++++ INPUT DATA
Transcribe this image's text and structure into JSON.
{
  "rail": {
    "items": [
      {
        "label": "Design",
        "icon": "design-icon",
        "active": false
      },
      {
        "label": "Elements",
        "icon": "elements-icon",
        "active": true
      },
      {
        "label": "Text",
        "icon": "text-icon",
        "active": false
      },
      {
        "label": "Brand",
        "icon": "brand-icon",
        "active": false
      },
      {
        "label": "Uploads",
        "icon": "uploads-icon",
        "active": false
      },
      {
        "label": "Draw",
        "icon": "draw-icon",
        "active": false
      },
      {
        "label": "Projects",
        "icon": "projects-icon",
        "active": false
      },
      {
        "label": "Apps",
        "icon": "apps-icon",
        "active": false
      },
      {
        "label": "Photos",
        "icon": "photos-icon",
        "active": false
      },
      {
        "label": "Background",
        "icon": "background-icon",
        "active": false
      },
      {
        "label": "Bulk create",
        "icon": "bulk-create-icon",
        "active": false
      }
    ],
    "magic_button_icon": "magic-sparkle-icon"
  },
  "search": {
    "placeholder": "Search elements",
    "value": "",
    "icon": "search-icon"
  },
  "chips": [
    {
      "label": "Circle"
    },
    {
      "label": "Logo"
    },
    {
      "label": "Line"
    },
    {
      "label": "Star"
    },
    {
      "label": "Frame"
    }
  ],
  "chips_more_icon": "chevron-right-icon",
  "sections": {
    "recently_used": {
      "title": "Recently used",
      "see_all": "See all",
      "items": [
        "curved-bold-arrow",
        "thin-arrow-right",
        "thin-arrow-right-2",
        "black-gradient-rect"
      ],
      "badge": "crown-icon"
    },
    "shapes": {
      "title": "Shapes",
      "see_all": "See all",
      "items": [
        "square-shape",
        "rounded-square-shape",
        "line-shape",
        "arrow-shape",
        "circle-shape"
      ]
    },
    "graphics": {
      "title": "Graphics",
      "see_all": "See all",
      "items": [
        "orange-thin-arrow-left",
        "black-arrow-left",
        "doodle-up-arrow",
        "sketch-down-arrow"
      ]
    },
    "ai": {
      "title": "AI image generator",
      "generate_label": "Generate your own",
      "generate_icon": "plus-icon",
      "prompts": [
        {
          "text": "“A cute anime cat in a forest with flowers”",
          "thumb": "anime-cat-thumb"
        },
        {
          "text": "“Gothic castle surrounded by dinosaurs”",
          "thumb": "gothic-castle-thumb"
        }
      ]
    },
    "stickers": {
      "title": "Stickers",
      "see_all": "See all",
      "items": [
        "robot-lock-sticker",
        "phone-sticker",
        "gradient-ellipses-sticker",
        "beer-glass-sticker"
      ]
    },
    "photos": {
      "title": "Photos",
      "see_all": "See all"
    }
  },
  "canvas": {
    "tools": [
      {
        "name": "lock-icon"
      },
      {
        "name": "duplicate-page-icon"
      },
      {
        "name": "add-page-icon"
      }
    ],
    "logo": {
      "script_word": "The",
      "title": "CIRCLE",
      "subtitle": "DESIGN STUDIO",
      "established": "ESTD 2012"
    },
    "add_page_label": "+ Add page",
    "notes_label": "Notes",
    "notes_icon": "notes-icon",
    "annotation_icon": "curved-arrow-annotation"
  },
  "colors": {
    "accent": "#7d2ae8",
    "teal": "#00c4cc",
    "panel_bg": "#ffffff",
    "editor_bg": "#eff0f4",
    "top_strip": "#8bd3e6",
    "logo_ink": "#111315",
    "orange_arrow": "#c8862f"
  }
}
++++++++
++++ INPUT DATA
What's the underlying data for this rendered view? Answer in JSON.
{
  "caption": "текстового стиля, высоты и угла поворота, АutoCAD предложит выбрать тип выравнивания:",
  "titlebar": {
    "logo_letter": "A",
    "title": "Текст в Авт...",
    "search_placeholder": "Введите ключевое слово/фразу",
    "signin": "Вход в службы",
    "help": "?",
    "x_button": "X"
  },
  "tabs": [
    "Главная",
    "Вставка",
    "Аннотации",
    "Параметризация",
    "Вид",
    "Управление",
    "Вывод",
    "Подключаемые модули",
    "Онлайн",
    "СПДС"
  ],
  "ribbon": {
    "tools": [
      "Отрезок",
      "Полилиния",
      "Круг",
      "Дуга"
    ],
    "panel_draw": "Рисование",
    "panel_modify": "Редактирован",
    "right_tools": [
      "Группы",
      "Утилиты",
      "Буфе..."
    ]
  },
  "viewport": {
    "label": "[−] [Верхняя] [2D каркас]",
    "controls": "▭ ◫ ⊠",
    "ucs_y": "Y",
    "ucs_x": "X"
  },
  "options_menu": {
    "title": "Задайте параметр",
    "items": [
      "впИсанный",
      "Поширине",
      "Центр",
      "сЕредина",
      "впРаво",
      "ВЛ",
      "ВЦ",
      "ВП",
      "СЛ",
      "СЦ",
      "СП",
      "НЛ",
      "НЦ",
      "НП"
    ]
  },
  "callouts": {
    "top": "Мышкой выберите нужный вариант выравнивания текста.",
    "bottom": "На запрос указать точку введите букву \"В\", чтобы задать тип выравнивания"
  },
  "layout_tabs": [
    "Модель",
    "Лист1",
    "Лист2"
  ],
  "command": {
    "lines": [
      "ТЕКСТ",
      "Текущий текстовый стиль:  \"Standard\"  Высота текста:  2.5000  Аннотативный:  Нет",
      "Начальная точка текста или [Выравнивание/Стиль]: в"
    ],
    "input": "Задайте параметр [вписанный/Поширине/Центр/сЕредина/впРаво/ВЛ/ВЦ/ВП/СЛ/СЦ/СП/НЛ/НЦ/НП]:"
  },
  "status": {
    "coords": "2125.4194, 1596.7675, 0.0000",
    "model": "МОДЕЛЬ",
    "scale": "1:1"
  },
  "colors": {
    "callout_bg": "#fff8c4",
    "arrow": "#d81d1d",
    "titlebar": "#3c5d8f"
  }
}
++++++++
> _REQUEST_
Your task is to gather all lines from the entries above that hold the word "текста".

> _THE OUTPUT_
    "top": "Мышкой выберите нужный вариант выравнивания текста.",
      "Текущий текстовый стиль:  \"Standard\"  Высота текста:  2.5000  Аннотативный:  Нет",
      "Начальная точка текста или [Выравнивание/Стиль]: в"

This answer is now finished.